--- begin Records shown ---

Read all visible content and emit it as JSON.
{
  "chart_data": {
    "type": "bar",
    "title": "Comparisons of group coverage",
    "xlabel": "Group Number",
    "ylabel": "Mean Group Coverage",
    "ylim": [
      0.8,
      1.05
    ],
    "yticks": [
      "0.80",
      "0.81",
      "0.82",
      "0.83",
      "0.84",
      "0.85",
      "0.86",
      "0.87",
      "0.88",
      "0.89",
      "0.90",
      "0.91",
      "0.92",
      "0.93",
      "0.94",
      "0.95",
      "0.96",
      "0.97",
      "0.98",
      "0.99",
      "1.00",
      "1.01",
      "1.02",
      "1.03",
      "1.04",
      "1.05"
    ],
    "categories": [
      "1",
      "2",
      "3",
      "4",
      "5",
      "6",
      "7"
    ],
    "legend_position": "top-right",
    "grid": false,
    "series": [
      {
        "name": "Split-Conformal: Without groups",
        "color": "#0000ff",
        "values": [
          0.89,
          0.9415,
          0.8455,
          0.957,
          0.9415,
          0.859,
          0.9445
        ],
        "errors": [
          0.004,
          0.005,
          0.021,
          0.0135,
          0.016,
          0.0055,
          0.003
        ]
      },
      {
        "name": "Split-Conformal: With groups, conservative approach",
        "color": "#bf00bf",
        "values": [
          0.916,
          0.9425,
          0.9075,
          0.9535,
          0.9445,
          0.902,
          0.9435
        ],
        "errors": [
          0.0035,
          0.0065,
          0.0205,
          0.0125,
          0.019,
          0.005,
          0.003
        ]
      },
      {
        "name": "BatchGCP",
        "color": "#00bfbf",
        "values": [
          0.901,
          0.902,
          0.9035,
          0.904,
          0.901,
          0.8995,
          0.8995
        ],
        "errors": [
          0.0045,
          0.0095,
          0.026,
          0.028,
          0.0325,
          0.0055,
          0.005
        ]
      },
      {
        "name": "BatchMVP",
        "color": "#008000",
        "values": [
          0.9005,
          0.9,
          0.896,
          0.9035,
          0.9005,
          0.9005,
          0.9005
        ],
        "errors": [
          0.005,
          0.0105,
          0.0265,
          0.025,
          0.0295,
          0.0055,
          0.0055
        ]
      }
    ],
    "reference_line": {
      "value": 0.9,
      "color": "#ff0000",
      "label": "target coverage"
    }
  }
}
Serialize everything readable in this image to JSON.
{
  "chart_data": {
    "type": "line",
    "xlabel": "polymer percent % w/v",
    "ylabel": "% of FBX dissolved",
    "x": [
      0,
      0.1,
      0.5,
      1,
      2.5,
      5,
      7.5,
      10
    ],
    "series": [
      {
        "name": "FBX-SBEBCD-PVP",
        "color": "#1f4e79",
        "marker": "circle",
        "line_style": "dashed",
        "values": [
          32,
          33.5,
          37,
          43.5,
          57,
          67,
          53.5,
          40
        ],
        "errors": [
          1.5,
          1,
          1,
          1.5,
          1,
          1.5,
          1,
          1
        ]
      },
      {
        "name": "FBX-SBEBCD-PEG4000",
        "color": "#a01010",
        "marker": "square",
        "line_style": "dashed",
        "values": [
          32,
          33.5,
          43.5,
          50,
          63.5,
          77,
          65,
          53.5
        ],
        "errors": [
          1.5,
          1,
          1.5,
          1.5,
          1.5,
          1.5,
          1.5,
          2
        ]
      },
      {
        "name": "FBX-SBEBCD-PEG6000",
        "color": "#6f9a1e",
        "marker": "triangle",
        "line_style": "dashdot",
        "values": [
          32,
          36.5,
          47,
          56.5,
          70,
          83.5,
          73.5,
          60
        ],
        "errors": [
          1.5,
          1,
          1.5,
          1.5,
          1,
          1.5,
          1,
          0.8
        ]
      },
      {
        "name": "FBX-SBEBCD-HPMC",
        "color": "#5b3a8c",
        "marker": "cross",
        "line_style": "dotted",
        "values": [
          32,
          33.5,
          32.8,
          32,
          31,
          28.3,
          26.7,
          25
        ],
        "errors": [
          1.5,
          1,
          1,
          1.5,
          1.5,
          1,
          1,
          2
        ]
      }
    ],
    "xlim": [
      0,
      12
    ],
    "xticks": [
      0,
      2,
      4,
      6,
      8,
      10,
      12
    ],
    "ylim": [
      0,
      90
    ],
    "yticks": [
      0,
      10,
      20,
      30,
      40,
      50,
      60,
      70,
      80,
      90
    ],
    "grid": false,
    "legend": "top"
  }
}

--- end Records shown ---

**What needs to be done:** Scan the material above for the string "xlabel" and report each line where you find it.

**Written response:**
    "xlabel": "Group Number",
    "xlabel": "polymer percent % w/v",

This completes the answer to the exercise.